▶ SET PROBLEM: Repeat the listing below in full, exactly as it stands.

▶ RECORDS FOR THIS TASK:

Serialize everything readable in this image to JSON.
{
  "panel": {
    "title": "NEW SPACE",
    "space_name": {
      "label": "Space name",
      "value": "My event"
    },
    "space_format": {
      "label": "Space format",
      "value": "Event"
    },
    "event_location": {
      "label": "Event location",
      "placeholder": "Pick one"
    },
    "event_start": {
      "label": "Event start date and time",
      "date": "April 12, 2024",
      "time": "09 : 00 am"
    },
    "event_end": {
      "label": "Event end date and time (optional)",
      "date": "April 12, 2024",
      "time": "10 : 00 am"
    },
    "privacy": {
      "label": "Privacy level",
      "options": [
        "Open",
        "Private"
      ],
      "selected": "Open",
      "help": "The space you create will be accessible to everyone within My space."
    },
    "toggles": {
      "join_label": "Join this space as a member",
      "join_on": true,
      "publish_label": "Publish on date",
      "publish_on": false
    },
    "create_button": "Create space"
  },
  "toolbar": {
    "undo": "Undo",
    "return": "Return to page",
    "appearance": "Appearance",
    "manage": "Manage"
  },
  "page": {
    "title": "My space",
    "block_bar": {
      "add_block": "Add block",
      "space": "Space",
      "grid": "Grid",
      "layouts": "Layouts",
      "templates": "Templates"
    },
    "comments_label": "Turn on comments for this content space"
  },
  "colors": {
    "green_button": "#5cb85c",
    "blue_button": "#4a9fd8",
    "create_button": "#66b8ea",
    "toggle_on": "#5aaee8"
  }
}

▶ RESULT OF THIS TASK:
Serialize everything readable in this image to JSON.
{
  "panel": {
    "title": "NEW SPACE",
    "space_name": {
      "label": "Space name",
      "value": "My event"
    },
    "space_format": {
      "label": "Space format",
      "value": "Event"
    },
    "event_location": {
      "label": "Event location",
      "placeholder": "Pick one"
    },
    "event_start": {
      "label": "Event start date and time",
      "date": "April 12, 2024",
      "time": "09 : 00 am"
    },
    "event_end": {
      "label": "Event end date and time (optional)",
      "date": "April 12, 2024",
      "time": "10 : 00 am"
    },
    "privacy": {
      "label": "Privacy level",
      "options": [
        "Open",
        "Private"
      ],
      "selected": "Open",
      "help": "The space you create will be accessible to everyone within My space."
    },
    "toggles": {
      "join_label": "Join this space as a member",
      "join_on": true,
      "publish_label": "Publish on date",
      "publish_on": false
    },
    "create_button": "Create space"
  },
  "toolbar": {
    "undo": "Undo",
    "return": "Return to page",
    "appearance": "Appearance",
    "manage": "Manage"
  },
  "page": {
    "title": "My space",
    "block_bar": {
      "add_block": "Add block",
      "space": "Space",
      "grid": "Grid",
      "layouts": "Layouts",
      "templates": "Templates"
    },
    "comments_label": "Turn on comments for this content space"
  },
  "colors": {
    "green_button": "#5cb85c",
    "blue_button": "#4a9fd8",
    "create_button": "#66b8ea",
    "toggle_on": "#5aaee8"
  }
}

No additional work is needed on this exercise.